Make an exact transcription of the material, leaving out all images.

─── Data provided ───

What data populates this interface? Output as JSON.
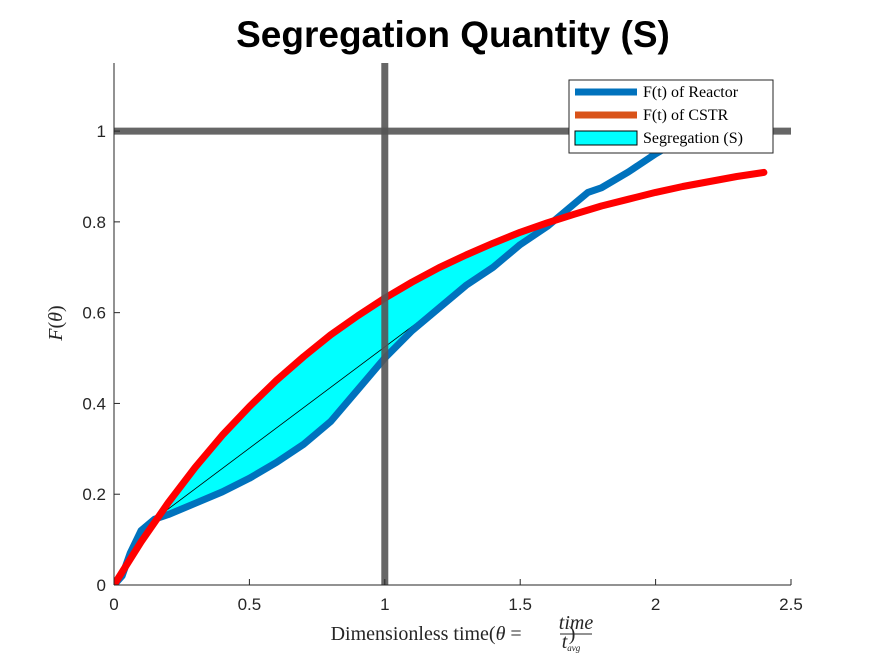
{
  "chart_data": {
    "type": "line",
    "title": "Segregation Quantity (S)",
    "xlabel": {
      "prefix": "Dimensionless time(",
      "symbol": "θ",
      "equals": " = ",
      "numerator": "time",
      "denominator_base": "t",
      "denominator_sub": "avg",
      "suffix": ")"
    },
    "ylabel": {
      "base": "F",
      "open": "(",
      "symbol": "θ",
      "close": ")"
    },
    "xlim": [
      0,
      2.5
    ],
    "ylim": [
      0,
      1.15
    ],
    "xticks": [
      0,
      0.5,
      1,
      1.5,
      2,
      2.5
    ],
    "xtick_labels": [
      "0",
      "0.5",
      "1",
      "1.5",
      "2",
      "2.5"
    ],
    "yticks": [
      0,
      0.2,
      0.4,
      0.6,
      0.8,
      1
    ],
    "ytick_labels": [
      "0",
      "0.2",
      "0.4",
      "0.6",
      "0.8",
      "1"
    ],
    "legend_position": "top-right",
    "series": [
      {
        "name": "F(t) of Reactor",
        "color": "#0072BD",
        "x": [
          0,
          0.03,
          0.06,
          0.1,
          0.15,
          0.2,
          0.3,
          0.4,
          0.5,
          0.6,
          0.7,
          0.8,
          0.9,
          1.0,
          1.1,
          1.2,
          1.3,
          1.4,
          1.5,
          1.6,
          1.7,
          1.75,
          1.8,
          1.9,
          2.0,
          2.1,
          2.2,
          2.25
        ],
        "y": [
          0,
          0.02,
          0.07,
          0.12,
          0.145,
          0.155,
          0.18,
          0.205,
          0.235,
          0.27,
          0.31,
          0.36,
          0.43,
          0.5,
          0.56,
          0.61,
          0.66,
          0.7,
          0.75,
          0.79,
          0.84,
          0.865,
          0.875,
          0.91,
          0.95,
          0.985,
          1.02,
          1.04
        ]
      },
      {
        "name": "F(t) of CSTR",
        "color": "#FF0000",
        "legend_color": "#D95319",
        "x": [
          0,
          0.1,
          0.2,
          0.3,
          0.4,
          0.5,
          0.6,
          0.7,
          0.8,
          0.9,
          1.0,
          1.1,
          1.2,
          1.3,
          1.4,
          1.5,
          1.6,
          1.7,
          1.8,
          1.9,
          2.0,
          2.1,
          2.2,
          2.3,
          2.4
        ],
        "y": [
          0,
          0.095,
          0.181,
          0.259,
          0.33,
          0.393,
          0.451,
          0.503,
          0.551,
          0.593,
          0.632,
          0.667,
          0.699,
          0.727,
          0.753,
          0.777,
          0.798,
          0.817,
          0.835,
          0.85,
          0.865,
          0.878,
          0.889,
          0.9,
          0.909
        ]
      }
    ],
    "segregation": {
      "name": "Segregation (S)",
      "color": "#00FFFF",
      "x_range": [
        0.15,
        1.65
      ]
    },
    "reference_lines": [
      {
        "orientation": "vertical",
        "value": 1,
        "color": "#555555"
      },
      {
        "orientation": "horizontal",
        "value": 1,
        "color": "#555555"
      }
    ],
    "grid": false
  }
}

───

> Task response
What data populates this interface? Output as JSON.
{
  "chart_data": {
    "type": "line",
    "title": "Segregation Quantity (S)",
    "xlabel": {
      "prefix": "Dimensionless time(",
      "symbol": "θ",
      "equals": " = ",
      "numerator": "time",
      "denominator_base": "t",
      "denominator_sub": "avg",
      "suffix": ")"
    },
    "ylabel": {
      "base": "F",
      "open": "(",
      "symbol": "θ",
      "close": ")"
    },
    "xlim": [
      0,
      2.5
    ],
    "ylim": [
      0,
      1.15
    ],
    "xticks": [
      0,
      0.5,
      1,
      1.5,
      2,
      2.5
    ],
    "xtick_labels": [
      "0",
      "0.5",
      "1",
      "1.5",
      "2",
      "2.5"
    ],
    "yticks": [
      0,
      0.2,
      0.4,
      0.6,
      0.8,
      1
    ],
    "ytick_labels": [
      "0",
      "0.2",
      "0.4",
      "0.6",
      "0.8",
      "1"
    ],
    "legend_position": "top-right",
    "series": [
      {
        "name": "F(t) of Reactor",
        "color": "#0072BD",
        "x": [
          0,
          0.03,
          0.06,
          0.1,
          0.15,
          0.2,
          0.3,
          0.4,
          0.5,
          0.6,
          0.7,
          0.8,
          0.9,
          1.0,
          1.1,
          1.2,
          1.3,
          1.4,
          1.5,
          1.6,
          1.7,
          1.75,
          1.8,
          1.9,
          2.0,
          2.1,
          2.2,
          2.25
        ],
        "y": [
          0,
          0.02,
          0.07,
          0.12,
          0.145,
          0.155,
          0.18,
          0.205,
          0.235,
          0.27,
          0.31,
          0.36,
          0.43,
          0.5,
          0.56,
          0.61,
          0.66,
          0.7,
          0.75,
          0.79,
          0.84,
          0.865,
          0.875,
          0.91,
          0.95,
          0.985,
          1.02,
          1.04
        ]
      },
      {
        "name": "F(t) of CSTR",
        "color": "#FF0000",
        "legend_color": "#D95319",
        "x": [
          0,
          0.1,
          0.2,
          0.3,
          0.4,
          0.5,
          0.6,
          0.7,
          0.8,
          0.9,
          1.0,
          1.1,
          1.2,
          1.3,
          1.4,
          1.5,
          1.6,
          1.7,
          1.8,
          1.9,
          2.0,
          2.1,
          2.2,
          2.3,
          2.4
        ],
        "y": [
          0,
          0.095,
          0.181,
          0.259,
          0.33,
          0.393,
          0.451,
          0.503,
          0.551,
          0.593,
          0.632,
          0.667,
          0.699,
          0.727,
          0.753,
          0.777,
          0.798,
          0.817,
          0.835,
          0.85,
          0.865,
          0.878,
          0.889,
          0.9,
          0.909
        ]
      }
    ],
    "segregation": {
      "name": "Segregation (S)",
      "color": "#00FFFF",
      "x_range": [
        0.15,
        1.65
      ]
    },
    "reference_lines": [
      {
        "orientation": "vertical",
        "value": 1,
        "color": "#555555"
      },
      {
        "orientation": "horizontal",
        "value": 1,
        "color": "#555555"
      }
    ],
    "grid": false
  }
}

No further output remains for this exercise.